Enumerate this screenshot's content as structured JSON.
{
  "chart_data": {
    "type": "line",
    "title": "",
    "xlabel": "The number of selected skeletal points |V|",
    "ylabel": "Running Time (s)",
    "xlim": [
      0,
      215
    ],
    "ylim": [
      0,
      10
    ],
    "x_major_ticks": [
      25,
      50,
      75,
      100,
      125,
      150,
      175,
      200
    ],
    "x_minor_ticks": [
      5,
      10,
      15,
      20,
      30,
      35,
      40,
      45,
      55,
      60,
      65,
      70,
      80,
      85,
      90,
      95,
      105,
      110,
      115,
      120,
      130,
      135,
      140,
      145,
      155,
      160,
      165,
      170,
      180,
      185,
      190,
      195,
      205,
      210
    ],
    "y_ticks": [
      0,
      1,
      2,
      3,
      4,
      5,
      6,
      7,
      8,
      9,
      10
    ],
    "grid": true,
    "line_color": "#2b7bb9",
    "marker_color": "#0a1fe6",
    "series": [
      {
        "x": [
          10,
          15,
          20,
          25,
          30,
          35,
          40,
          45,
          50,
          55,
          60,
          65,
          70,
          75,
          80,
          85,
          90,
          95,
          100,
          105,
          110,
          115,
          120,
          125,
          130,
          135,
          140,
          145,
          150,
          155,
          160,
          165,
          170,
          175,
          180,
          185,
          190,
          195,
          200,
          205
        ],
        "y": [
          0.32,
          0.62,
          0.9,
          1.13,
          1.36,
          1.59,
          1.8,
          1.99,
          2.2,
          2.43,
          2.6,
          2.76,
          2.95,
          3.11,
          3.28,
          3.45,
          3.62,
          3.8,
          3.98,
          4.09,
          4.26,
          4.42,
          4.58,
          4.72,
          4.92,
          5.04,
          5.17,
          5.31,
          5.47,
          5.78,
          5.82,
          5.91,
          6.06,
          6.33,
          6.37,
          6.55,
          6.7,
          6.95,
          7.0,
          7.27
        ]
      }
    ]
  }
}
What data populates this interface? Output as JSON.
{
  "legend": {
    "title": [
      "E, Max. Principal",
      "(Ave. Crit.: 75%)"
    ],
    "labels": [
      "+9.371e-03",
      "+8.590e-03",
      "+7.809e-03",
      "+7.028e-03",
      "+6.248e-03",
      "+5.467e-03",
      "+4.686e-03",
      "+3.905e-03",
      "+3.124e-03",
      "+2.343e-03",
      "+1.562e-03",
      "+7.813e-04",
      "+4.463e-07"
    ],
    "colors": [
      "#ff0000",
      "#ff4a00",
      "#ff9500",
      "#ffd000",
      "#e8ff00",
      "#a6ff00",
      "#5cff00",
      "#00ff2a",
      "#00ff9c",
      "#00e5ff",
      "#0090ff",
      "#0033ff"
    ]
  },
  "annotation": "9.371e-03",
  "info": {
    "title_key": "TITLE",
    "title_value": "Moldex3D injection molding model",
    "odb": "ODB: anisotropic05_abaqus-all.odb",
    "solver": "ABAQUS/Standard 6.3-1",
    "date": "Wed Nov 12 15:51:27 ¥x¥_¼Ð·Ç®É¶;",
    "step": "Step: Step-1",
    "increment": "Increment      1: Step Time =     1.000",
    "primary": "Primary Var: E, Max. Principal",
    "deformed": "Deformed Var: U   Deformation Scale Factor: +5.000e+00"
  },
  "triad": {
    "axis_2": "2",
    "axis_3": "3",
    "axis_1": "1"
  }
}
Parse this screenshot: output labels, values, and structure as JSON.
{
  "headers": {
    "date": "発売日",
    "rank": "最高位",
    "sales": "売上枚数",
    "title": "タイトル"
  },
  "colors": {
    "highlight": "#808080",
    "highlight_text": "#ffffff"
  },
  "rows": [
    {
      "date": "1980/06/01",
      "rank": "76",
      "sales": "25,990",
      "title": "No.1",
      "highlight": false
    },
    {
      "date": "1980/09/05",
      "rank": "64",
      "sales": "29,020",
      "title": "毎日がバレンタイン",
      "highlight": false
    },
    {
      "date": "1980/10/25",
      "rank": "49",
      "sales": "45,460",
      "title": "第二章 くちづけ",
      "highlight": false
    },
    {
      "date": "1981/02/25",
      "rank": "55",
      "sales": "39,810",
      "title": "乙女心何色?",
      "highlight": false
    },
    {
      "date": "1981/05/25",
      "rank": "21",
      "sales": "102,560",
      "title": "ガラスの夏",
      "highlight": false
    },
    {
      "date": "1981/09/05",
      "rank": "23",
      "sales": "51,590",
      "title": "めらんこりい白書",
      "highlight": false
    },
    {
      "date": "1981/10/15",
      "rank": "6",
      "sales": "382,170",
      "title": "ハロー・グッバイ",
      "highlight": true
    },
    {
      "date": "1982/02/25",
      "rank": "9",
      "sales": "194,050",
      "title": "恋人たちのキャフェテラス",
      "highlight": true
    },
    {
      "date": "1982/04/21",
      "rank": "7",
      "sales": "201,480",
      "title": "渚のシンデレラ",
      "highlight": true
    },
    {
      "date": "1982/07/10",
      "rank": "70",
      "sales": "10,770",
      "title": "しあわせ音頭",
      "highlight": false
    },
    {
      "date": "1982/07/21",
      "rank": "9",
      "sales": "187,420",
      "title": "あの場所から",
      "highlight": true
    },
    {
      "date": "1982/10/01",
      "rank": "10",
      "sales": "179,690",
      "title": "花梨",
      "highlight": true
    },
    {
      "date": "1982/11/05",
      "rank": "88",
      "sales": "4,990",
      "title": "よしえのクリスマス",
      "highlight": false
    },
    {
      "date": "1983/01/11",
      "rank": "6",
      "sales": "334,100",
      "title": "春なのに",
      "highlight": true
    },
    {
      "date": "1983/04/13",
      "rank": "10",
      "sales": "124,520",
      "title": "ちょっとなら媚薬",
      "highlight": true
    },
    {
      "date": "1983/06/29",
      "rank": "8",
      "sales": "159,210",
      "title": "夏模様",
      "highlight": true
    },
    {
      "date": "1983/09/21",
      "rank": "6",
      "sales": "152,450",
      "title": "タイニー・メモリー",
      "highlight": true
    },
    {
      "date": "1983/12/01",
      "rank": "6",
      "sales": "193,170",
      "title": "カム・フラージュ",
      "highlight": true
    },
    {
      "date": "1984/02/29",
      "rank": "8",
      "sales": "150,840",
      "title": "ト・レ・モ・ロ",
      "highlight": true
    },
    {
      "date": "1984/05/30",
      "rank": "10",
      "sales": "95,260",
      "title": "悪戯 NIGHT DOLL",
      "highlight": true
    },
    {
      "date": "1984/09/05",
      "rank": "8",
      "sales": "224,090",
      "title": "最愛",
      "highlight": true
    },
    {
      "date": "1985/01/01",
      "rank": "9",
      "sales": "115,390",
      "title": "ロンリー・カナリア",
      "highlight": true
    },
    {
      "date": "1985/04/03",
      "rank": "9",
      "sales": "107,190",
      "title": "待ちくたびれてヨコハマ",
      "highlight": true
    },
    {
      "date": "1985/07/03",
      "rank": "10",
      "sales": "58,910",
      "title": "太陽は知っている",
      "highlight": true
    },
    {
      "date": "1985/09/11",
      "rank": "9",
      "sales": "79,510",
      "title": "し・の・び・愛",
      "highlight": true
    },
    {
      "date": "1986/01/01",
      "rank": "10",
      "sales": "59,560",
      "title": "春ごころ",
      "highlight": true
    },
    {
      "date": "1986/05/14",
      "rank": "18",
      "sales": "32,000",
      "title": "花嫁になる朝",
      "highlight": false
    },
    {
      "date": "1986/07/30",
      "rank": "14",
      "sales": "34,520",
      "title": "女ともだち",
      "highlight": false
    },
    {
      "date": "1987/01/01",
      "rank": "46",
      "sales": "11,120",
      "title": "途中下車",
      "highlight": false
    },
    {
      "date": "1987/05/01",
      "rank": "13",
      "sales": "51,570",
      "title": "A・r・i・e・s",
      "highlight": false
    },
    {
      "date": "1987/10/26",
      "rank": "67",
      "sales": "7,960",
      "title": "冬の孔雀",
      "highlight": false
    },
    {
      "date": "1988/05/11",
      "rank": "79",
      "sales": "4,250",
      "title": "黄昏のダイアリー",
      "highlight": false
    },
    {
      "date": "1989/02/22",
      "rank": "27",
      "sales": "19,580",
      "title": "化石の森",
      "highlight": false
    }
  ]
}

● **The task**: Scan the material above for the string "JSON" and report each line where you find it.

● **Correct answer**:
Enumerate this screenshot's content as structured JSON.
What data populates this interface? Output as JSON.
Parse this screenshot: output labels, values, and structure as JSON.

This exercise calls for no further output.